— start of Data for the task —

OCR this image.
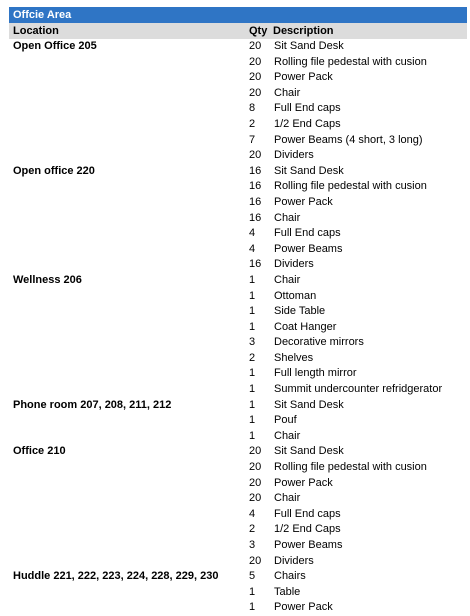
Offcie Area
Location	Qty Description
Open Office 205	20 Sit Sand Desk
20 Rolling file pedestal with cusion
20 Power Pack
20 Chair
8 Full End caps
2 1/2 End Caps
7 Power Beams (4 short, 3 long)
20 Dividers
Open office 220	16 Sit Sand Desk
16 Rolling file pedestal with cusion
16 Power Pack
16 Chair
4 Full End caps
4 Power Beams
16 Dividers
Wellness 206	1 Chair
1 Ottoman
1 Side Table
1 Coat Hanger
3 Decorative mirrors
2 Shelves
1 Full length mirror
1 Summit undercounter refridgerator
Phone room 207, 208, 211, 212	1 Sit Sand Desk
1 Pouf
1 Chair
Office 210	20 Sit Sand Desk
20 Rolling file pedestal with cusion
20 Power Pack
20 Chair
4 Full End caps
2 1/2 End Caps
3 Power Beams
20 Dividers
Huddle 221, 222, 223, 224, 228, 229, 230	5 Chairs
1 Table
1 Power Pack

— end of Data for the task —

# [What the exercise asks]
Using the records above, list each line that includes "Sand".

# [Task result]
Open Office 205	20 Sit Sand Desk
Open office 220	16 Sit Sand Desk
Phone room 207, 208, 211, 212	1 Sit Sand Desk
Office 210	20 Sit Sand Desk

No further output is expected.